◆ GOAL
Your answer should be a single number: how many lines in the data below hold the string "name".

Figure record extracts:
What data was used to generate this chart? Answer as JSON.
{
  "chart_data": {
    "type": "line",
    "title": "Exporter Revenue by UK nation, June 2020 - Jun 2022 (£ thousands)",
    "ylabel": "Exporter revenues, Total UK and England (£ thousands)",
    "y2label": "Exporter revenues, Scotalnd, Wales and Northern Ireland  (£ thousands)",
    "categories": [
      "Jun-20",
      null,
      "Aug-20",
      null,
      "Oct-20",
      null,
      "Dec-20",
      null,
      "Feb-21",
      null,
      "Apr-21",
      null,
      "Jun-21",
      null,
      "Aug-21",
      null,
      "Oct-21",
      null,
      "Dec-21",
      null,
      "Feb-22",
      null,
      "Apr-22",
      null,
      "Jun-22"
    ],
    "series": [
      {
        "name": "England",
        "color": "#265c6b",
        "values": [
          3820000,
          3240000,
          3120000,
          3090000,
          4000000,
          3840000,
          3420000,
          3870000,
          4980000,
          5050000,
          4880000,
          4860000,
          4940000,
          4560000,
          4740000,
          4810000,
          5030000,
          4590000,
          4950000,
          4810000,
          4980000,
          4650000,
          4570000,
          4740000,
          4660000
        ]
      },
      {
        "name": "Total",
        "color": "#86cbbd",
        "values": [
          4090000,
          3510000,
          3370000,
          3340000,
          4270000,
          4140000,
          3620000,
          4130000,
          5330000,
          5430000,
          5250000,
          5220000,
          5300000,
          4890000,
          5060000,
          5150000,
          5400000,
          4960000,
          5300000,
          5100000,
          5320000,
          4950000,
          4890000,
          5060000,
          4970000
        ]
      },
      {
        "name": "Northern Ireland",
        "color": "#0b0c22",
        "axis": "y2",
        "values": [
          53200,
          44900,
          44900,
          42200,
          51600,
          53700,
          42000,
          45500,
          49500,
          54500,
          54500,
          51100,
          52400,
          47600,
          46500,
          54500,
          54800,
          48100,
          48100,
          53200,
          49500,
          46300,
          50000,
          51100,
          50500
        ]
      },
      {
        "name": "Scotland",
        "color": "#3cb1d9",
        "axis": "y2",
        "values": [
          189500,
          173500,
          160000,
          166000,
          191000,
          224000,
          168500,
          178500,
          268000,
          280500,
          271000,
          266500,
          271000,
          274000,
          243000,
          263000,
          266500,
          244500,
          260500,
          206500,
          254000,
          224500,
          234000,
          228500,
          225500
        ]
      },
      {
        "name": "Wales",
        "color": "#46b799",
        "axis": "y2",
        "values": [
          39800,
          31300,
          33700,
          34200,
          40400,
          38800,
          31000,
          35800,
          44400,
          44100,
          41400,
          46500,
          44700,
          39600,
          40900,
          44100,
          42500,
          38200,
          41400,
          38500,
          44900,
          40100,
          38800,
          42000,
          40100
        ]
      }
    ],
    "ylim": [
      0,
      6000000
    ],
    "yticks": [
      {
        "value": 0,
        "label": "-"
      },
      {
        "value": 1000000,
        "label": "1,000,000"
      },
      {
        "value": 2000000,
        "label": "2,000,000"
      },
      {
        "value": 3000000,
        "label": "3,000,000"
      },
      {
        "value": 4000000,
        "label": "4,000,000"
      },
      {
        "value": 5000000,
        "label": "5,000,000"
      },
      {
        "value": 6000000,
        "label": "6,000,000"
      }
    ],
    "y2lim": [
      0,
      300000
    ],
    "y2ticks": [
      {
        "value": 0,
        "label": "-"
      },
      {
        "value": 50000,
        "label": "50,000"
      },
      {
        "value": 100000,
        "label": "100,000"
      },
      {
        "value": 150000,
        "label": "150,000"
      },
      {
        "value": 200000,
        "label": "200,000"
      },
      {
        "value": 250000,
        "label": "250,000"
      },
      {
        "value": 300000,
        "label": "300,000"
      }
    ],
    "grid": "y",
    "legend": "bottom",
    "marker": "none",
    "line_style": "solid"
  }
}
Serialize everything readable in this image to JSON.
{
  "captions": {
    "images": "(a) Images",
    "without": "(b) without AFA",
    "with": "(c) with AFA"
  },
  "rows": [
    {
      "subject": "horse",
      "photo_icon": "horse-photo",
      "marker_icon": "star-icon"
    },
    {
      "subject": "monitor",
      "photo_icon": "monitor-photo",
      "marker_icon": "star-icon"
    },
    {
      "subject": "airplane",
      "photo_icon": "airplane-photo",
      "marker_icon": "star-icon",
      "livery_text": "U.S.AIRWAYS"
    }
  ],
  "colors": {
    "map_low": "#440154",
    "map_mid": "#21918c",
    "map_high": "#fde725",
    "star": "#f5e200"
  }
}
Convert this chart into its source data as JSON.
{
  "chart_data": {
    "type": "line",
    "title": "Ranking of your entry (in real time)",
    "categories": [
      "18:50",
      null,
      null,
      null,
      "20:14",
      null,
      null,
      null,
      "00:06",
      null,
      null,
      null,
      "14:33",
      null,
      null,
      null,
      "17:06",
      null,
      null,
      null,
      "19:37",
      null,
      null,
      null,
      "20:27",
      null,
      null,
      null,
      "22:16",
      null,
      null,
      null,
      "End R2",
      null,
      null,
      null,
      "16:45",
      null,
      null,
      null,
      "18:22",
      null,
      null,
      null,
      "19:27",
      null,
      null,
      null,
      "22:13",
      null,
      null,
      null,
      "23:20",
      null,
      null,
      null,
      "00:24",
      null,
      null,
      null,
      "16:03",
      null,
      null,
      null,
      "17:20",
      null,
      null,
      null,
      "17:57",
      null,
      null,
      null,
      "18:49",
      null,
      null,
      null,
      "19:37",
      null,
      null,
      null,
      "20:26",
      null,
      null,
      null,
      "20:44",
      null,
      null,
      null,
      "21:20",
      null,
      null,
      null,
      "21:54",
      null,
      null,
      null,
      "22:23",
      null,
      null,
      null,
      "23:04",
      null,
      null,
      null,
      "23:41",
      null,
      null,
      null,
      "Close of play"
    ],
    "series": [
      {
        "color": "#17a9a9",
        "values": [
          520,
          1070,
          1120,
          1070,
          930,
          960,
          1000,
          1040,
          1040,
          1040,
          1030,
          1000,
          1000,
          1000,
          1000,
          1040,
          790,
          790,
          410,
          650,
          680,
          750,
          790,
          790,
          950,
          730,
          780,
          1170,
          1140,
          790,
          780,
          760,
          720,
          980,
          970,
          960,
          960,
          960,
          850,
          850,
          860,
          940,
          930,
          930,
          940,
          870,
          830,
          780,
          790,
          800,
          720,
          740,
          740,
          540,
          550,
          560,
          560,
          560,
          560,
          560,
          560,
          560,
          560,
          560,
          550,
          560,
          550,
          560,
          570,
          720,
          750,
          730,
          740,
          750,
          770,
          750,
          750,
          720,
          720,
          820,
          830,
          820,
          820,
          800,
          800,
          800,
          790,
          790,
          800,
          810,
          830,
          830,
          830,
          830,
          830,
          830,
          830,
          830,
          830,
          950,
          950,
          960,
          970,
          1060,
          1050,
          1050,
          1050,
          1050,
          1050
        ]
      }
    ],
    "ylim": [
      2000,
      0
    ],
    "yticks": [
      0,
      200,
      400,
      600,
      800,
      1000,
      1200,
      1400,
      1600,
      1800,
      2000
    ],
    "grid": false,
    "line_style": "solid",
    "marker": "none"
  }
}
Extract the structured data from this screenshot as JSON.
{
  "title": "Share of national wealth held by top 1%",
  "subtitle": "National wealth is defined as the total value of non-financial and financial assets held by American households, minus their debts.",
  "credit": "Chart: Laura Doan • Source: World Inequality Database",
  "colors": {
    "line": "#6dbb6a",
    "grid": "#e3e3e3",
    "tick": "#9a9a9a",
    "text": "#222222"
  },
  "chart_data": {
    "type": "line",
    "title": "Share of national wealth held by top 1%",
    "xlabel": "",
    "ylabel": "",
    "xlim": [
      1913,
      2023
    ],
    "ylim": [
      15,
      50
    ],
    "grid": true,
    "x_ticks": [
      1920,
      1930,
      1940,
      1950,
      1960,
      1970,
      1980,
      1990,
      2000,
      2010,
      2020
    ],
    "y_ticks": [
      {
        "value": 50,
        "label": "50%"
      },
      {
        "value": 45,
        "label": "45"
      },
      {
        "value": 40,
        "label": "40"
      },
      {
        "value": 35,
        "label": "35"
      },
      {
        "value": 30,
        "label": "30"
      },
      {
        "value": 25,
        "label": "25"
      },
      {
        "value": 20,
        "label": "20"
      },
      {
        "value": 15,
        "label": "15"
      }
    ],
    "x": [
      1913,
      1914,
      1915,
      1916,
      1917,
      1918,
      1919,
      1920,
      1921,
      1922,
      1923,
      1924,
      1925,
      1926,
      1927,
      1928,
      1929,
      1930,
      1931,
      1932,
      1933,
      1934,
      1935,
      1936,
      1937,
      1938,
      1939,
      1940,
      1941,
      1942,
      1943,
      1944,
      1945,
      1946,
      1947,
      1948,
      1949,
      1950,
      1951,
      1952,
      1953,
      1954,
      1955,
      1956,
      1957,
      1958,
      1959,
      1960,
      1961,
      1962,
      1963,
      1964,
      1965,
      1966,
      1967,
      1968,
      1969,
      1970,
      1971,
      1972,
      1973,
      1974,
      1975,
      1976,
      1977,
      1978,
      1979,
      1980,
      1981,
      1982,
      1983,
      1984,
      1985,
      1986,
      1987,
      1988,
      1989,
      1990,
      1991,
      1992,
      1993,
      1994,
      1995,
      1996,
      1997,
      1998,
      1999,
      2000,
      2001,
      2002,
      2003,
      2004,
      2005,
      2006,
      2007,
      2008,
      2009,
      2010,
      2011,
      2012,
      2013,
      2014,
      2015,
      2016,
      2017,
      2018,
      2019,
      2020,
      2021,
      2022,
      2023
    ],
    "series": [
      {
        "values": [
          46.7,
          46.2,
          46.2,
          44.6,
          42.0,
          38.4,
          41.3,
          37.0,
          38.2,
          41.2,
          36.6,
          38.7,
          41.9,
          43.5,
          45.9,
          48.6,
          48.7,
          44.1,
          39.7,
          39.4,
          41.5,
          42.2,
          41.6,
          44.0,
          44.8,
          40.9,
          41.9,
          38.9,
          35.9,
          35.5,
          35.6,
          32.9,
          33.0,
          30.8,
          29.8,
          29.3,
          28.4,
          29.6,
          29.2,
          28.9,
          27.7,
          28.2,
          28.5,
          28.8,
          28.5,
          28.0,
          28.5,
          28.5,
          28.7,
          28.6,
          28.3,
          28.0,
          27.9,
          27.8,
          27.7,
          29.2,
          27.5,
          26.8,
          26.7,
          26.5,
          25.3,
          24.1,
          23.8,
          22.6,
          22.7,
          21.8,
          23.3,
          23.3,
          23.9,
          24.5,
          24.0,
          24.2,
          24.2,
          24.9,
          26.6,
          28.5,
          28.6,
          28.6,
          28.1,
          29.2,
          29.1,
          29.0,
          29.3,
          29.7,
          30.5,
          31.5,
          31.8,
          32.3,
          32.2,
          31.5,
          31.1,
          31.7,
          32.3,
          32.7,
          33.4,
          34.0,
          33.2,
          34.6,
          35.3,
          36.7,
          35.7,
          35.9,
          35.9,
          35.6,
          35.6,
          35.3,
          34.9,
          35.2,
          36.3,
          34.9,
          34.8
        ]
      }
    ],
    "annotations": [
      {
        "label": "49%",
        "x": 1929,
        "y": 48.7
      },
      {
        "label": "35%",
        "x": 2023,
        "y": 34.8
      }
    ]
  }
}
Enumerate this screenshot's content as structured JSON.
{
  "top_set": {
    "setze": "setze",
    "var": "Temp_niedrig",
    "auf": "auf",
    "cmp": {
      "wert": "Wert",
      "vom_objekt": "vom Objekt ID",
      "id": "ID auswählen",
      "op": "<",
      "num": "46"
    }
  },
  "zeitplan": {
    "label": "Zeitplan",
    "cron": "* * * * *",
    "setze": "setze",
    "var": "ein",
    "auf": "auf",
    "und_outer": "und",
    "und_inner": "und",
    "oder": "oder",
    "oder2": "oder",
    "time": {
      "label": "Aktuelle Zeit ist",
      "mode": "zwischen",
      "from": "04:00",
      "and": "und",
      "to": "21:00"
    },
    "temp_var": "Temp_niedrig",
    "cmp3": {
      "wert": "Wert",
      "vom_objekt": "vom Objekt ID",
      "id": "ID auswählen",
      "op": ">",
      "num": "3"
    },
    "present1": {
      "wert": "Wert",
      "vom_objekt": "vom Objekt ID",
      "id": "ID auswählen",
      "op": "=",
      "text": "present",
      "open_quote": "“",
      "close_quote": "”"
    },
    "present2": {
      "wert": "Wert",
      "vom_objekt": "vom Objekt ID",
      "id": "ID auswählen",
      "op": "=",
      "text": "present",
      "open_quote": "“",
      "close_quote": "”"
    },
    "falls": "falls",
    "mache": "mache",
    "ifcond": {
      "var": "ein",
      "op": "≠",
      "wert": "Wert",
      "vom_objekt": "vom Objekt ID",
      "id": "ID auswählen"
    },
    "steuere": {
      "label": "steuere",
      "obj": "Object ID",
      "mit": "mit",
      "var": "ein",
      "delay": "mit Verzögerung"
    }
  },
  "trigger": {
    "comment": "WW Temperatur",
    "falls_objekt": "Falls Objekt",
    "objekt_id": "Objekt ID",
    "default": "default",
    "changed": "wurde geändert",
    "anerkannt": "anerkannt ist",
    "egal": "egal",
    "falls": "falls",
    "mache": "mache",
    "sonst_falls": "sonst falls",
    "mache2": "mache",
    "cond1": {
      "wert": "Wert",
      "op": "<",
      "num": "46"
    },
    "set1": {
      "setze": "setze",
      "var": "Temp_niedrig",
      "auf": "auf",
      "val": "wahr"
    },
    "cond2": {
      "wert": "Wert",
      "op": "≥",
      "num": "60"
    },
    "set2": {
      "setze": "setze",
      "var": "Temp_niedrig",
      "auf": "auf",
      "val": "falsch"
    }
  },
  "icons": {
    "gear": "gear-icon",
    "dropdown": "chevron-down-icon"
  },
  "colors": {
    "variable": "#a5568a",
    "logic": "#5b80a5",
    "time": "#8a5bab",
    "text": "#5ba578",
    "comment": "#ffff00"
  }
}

◆ COMPLETE ANSWER
5